**Problem**
Copy nothing but the text: reproduce each line of the listing exactly and leave the pictures out.

────────────────────────────────────────

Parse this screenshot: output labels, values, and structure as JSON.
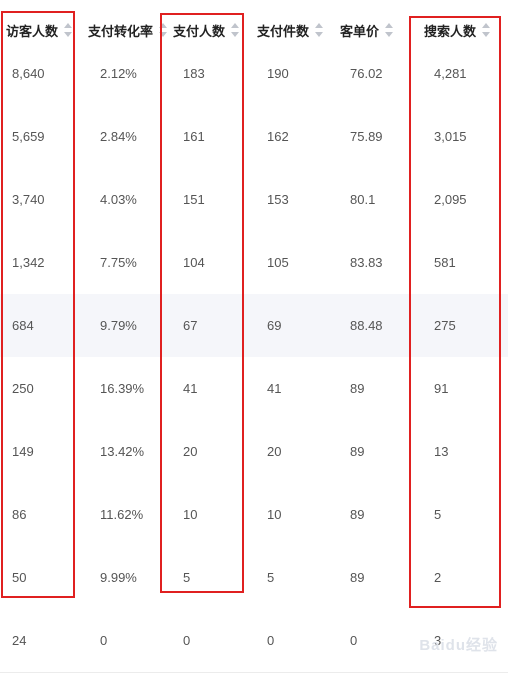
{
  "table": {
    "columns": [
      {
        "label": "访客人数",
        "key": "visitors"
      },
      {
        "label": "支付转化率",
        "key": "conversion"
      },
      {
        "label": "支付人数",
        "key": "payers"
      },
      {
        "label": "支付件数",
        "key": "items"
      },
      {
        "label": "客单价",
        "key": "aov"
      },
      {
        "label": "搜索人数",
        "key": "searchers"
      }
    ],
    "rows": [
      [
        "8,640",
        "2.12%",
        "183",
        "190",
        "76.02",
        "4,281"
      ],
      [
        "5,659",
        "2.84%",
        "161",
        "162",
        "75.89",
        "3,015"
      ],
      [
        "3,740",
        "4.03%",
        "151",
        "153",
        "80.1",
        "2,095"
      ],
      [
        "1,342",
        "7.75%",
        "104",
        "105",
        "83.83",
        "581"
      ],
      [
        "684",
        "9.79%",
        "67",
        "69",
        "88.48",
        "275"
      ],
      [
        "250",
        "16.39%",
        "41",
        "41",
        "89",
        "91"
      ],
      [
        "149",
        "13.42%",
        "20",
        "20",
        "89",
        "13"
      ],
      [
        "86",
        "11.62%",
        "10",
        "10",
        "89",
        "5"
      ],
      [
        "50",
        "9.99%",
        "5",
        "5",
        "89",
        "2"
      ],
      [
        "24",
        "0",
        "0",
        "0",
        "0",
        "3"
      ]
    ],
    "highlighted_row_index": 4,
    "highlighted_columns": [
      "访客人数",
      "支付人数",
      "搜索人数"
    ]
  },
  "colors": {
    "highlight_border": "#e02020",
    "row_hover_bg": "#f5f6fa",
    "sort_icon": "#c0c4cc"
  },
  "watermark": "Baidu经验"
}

────────────────────────────────────────

**Finished answer**
Parse this screenshot: output labels, values, and structure as JSON.
{
  "table": {
    "columns": [
      {
        "label": "访客人数",
        "key": "visitors"
      },
      {
        "label": "支付转化率",
        "key": "conversion"
      },
      {
        "label": "支付人数",
        "key": "payers"
      },
      {
        "label": "支付件数",
        "key": "items"
      },
      {
        "label": "客单价",
        "key": "aov"
      },
      {
        "label": "搜索人数",
        "key": "searchers"
      }
    ],
    "rows": [
      [
        "8,640",
        "2.12%",
        "183",
        "190",
        "76.02",
        "4,281"
      ],
      [
        "5,659",
        "2.84%",
        "161",
        "162",
        "75.89",
        "3,015"
      ],
      [
        "3,740",
        "4.03%",
        "151",
        "153",
        "80.1",
        "2,095"
      ],
      [
        "1,342",
        "7.75%",
        "104",
        "105",
        "83.83",
        "581"
      ],
      [
        "684",
        "9.79%",
        "67",
        "69",
        "88.48",
        "275"
      ],
      [
        "250",
        "16.39%",
        "41",
        "41",
        "89",
        "91"
      ],
      [
        "149",
        "13.42%",
        "20",
        "20",
        "89",
        "13"
      ],
      [
        "86",
        "11.62%",
        "10",
        "10",
        "89",
        "5"
      ],
      [
        "50",
        "9.99%",
        "5",
        "5",
        "89",
        "2"
      ],
      [
        "24",
        "0",
        "0",
        "0",
        "0",
        "3"
      ]
    ],
    "highlighted_row_index": 4,
    "highlighted_columns": [
      "访客人数",
      "支付人数",
      "搜索人数"
    ]
  },
  "colors": {
    "highlight_border": "#e02020",
    "row_hover_bg": "#f5f6fa",
    "sort_icon": "#c0c4cc"
  },
  "watermark": "Baidu经验"
}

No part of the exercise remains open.